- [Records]
»»

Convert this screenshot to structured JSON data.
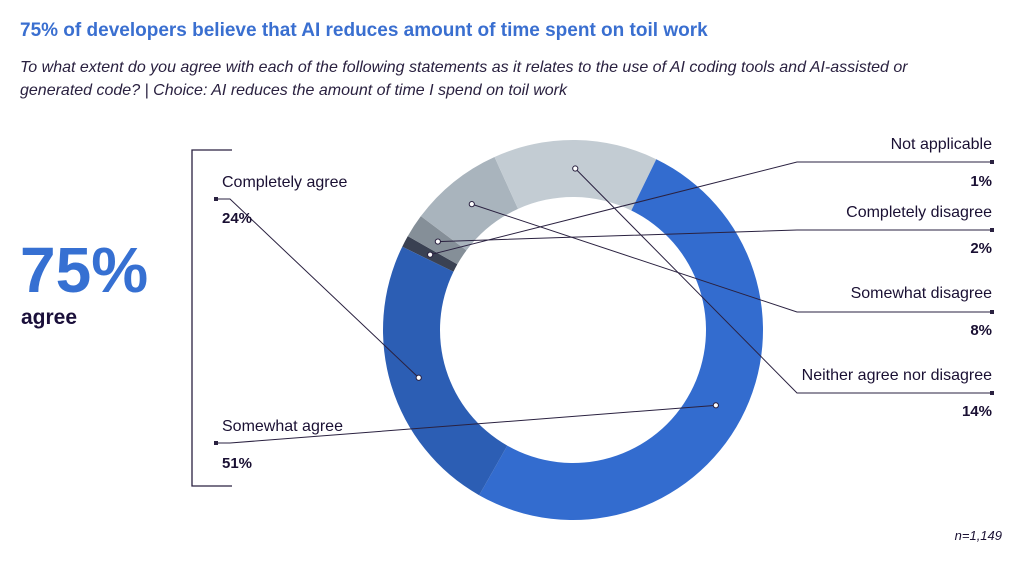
{
  "header": {
    "title": "75% of developers believe that AI reduces amount of time spent on toil work",
    "subtitle": "To what extent do you agree with each of the following statements as it relates to the use of AI coding tools and AI-assisted or generated code? | Choice: AI reduces the amount of time I spend on toil work"
  },
  "summary": {
    "percent": "75%",
    "label": "agree"
  },
  "footer": {
    "sample": "n=1,149"
  },
  "chart_data": {
    "type": "pie",
    "style": "donut",
    "categories": [
      "Not applicable",
      "Completely disagree",
      "Somewhat disagree",
      "Neither agree nor disagree",
      "Somewhat agree",
      "Completely agree"
    ],
    "values": [
      1,
      2,
      8,
      14,
      51,
      24
    ],
    "value_labels": [
      "1%",
      "2%",
      "8%",
      "14%",
      "51%",
      "24%"
    ],
    "colors": [
      "#3a4152",
      "#858f98",
      "#a9b4bd",
      "#c3ccd3",
      "#336ccf",
      "#2c5eb4"
    ]
  }
}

««

- [INSTRUCTION]
Keep only those lines of the records that hold "amount", and return them.

- [REPLY]
    "title": "75% of developers believe that AI reduces amount of time spent on toil work",
    "subtitle": "To what extent do you agree with each of the following statements as it relates to the use of AI coding tools and AI-assisted or generated code? | Choice: AI reduces the amount of time I spend on toil work"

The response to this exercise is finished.